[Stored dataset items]
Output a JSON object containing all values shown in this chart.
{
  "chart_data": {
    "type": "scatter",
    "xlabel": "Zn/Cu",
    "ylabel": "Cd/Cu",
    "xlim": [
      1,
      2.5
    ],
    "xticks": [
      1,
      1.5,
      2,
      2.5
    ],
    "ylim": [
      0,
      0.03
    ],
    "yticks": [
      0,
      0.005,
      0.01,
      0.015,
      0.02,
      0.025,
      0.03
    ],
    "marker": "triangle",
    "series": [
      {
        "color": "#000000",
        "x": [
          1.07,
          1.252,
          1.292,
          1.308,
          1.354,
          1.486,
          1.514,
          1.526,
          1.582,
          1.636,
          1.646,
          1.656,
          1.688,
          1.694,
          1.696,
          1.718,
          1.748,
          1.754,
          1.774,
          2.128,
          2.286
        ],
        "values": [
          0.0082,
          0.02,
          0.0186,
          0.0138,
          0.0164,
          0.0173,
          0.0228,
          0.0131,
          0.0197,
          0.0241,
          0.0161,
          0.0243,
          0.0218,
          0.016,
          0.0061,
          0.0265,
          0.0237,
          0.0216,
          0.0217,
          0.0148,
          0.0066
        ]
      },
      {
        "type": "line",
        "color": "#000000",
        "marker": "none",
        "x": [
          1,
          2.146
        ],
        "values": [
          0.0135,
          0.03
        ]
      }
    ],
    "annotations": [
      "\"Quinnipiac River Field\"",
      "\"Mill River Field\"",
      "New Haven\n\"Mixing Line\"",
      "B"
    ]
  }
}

### PROBLEM DETAILS
Transcribe the data above in full, exactly.

### WRITTEN ANSWER
Output a JSON object containing all values shown in this chart.
{
  "chart_data": {
    "type": "scatter",
    "xlabel": "Zn/Cu",
    "ylabel": "Cd/Cu",
    "xlim": [
      1,
      2.5
    ],
    "xticks": [
      1,
      1.5,
      2,
      2.5
    ],
    "ylim": [
      0,
      0.03
    ],
    "yticks": [
      0,
      0.005,
      0.01,
      0.015,
      0.02,
      0.025,
      0.03
    ],
    "marker": "triangle",
    "series": [
      {
        "color": "#000000",
        "x": [
          1.07,
          1.252,
          1.292,
          1.308,
          1.354,
          1.486,
          1.514,
          1.526,
          1.582,
          1.636,
          1.646,
          1.656,
          1.688,
          1.694,
          1.696,
          1.718,
          1.748,
          1.754,
          1.774,
          2.128,
          2.286
        ],
        "values": [
          0.0082,
          0.02,
          0.0186,
          0.0138,
          0.0164,
          0.0173,
          0.0228,
          0.0131,
          0.0197,
          0.0241,
          0.0161,
          0.0243,
          0.0218,
          0.016,
          0.0061,
          0.0265,
          0.0237,
          0.0216,
          0.0217,
          0.0148,
          0.0066
        ]
      },
      {
        "type": "line",
        "color": "#000000",
        "marker": "none",
        "x": [
          1,
          2.146
        ],
        "values": [
          0.0135,
          0.03
        ]
      }
    ],
    "annotations": [
      "\"Quinnipiac River Field\"",
      "\"Mill River Field\"",
      "New Haven\n\"Mixing Line\"",
      "B"
    ]
  }
}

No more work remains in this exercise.